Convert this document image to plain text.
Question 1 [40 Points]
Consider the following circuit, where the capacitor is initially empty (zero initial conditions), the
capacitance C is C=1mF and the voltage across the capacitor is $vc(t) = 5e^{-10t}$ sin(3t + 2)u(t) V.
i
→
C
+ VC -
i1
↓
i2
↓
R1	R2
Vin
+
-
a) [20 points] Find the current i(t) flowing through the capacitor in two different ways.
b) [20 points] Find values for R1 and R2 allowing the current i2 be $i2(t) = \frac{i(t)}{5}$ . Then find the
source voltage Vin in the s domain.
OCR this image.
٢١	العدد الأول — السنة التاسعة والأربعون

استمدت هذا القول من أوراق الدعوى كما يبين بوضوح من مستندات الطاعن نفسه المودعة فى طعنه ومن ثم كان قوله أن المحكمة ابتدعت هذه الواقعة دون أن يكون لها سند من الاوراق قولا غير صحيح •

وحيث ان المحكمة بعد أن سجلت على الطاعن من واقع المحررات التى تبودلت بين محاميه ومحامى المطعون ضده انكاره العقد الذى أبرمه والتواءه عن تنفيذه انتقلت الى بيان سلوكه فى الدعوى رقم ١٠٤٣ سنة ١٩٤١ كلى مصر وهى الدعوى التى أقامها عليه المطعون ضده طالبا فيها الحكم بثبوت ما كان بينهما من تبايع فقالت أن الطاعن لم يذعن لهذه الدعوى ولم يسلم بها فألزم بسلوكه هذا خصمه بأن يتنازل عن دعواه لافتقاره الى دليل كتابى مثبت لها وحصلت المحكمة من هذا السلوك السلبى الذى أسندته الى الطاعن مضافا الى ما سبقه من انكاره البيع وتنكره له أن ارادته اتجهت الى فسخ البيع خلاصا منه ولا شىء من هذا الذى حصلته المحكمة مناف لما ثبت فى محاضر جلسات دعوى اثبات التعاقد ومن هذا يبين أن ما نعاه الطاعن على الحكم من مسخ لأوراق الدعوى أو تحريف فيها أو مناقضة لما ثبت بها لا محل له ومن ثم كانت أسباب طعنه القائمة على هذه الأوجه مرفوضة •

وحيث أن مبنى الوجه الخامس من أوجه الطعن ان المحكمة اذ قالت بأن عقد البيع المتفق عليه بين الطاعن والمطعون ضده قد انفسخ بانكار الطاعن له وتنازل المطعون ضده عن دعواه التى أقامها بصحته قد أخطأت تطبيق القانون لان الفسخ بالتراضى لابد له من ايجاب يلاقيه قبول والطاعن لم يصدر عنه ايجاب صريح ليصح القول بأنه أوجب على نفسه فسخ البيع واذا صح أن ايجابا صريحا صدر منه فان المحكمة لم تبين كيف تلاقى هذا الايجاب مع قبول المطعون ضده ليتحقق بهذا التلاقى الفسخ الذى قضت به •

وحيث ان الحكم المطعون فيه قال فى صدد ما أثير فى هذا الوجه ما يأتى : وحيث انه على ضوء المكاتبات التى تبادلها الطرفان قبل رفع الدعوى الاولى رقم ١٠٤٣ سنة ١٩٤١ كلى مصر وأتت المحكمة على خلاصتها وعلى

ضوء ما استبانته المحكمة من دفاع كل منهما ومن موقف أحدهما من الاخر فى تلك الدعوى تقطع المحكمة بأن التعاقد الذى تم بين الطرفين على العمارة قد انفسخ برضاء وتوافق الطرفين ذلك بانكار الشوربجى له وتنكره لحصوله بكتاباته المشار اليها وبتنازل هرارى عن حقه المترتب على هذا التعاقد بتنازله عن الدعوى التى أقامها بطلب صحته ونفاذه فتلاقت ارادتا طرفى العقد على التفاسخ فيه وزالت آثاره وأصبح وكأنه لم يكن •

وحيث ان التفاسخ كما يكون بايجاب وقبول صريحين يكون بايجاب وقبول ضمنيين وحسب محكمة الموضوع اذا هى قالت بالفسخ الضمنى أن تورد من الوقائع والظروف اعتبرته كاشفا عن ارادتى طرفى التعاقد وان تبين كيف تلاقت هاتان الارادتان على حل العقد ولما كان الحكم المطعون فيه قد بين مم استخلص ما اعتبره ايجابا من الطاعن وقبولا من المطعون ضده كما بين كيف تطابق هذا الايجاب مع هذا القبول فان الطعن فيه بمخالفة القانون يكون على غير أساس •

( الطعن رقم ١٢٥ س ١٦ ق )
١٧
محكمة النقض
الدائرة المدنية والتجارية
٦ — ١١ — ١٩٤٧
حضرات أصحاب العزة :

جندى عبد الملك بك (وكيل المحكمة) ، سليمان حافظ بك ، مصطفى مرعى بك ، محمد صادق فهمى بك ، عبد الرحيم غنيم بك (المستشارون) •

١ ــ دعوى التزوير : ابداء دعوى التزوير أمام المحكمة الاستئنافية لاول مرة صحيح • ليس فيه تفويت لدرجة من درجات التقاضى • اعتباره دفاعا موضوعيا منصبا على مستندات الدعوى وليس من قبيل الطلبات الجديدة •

○ ○ ○ ○ ○ ○ ○

EXERCISE
Each line of the material must be restated exactly.

THE OUTPUT
Convert this document image to plain text.
Question 1 [40 Points]
Consider the following circuit, where the capacitor is initially empty (zero initial conditions), the
capacitance C is C=1mF and the voltage across the capacitor is $vc(t) = 5e^{-10t}$ sin(3t + 2)u(t) V.
i
→
C
+ VC -
i1
↓
i2
↓
R1	R2
Vin
+
-
a) [20 points] Find the current i(t) flowing through the capacitor in two different ways.
b) [20 points] Find values for R1 and R2 allowing the current i2 be $i2(t) = \frac{i(t)}{5}$ . Then find the
source voltage Vin in the s domain.
OCR this image.
٢١	العدد الأول — السنة التاسعة والأربعون

استمدت هذا القول من أوراق الدعوى كما يبين بوضوح من مستندات الطاعن نفسه المودعة فى طعنه ومن ثم كان قوله أن المحكمة ابتدعت هذه الواقعة دون أن يكون لها سند من الاوراق قولا غير صحيح •

وحيث ان المحكمة بعد أن سجلت على الطاعن من واقع المحررات التى تبودلت بين محاميه ومحامى المطعون ضده انكاره العقد الذى أبرمه والتواءه عن تنفيذه انتقلت الى بيان سلوكه فى الدعوى رقم ١٠٤٣ سنة ١٩٤١ كلى مصر وهى الدعوى التى أقامها عليه المطعون ضده طالبا فيها الحكم بثبوت ما كان بينهما من تبايع فقالت أن الطاعن لم يذعن لهذه الدعوى ولم يسلم بها فألزم بسلوكه هذا خصمه بأن يتنازل عن دعواه لافتقاره الى دليل كتابى مثبت لها وحصلت المحكمة من هذا السلوك السلبى الذى أسندته الى الطاعن مضافا الى ما سبقه من انكاره البيع وتنكره له أن ارادته اتجهت الى فسخ البيع خلاصا منه ولا شىء من هذا الذى حصلته المحكمة مناف لما ثبت فى محاضر جلسات دعوى اثبات التعاقد ومن هذا يبين أن ما نعاه الطاعن على الحكم من مسخ لأوراق الدعوى أو تحريف فيها أو مناقضة لما ثبت بها لا محل له ومن ثم كانت أسباب طعنه القائمة على هذه الأوجه مرفوضة •

وحيث أن مبنى الوجه الخامس من أوجه الطعن ان المحكمة اذ قالت بأن عقد البيع المتفق عليه بين الطاعن والمطعون ضده قد انفسخ بانكار الطاعن له وتنازل المطعون ضده عن دعواه التى أقامها بصحته قد أخطأت تطبيق القانون لان الفسخ بالتراضى لابد له من ايجاب يلاقيه قبول والطاعن لم يصدر عنه ايجاب صريح ليصح القول بأنه أوجب على نفسه فسخ البيع واذا صح أن ايجابا صريحا صدر منه فان المحكمة لم تبين كيف تلاقى هذا الايجاب مع قبول المطعون ضده ليتحقق بهذا التلاقى الفسخ الذى قضت به •

وحيث ان الحكم المطعون فيه قال فى صدد ما أثير فى هذا الوجه ما يأتى : وحيث انه على ضوء المكاتبات التى تبادلها الطرفان قبل رفع الدعوى الاولى رقم ١٠٤٣ سنة ١٩٤١ كلى مصر وأتت المحكمة على خلاصتها وعلى

ضوء ما استبانته المحكمة من دفاع كل منهما ومن موقف أحدهما من الاخر فى تلك الدعوى تقطع المحكمة بأن التعاقد الذى تم بين الطرفين على العمارة قد انفسخ برضاء وتوافق الطرفين ذلك بانكار الشوربجى له وتنكره لحصوله بكتاباته المشار اليها وبتنازل هرارى عن حقه المترتب على هذا التعاقد بتنازله عن الدعوى التى أقامها بطلب صحته ونفاذه فتلاقت ارادتا طرفى العقد على التفاسخ فيه وزالت آثاره وأصبح وكأنه لم يكن •

وحيث ان التفاسخ كما يكون بايجاب وقبول صريحين يكون بايجاب وقبول ضمنيين وحسب محكمة الموضوع اذا هى قالت بالفسخ الضمنى أن تورد من الوقائع والظروف اعتبرته كاشفا عن ارادتى طرفى التعاقد وان تبين كيف تلاقت هاتان الارادتان على حل العقد ولما كان الحكم المطعون فيه قد بين مم استخلص ما اعتبره ايجابا من الطاعن وقبولا من المطعون ضده كما بين كيف تطابق هذا الايجاب مع هذا القبول فان الطعن فيه بمخالفة القانون يكون على غير أساس •

( الطعن رقم ١٢٥ س ١٦ ق )
١٧
محكمة النقض
الدائرة المدنية والتجارية
٦ — ١١ — ١٩٤٧
حضرات أصحاب العزة :

جندى عبد الملك بك (وكيل المحكمة) ، سليمان حافظ بك ، مصطفى مرعى بك ، محمد صادق فهمى بك ، عبد الرحيم غنيم بك (المستشارون) •

١ ــ دعوى التزوير : ابداء دعوى التزوير أمام المحكمة الاستئنافية لاول مرة صحيح • ليس فيه تفويت لدرجة من درجات التقاضى • اعتباره دفاعا موضوعيا منصبا على مستندات الدعوى وليس من قبيل الطلبات الجديدة •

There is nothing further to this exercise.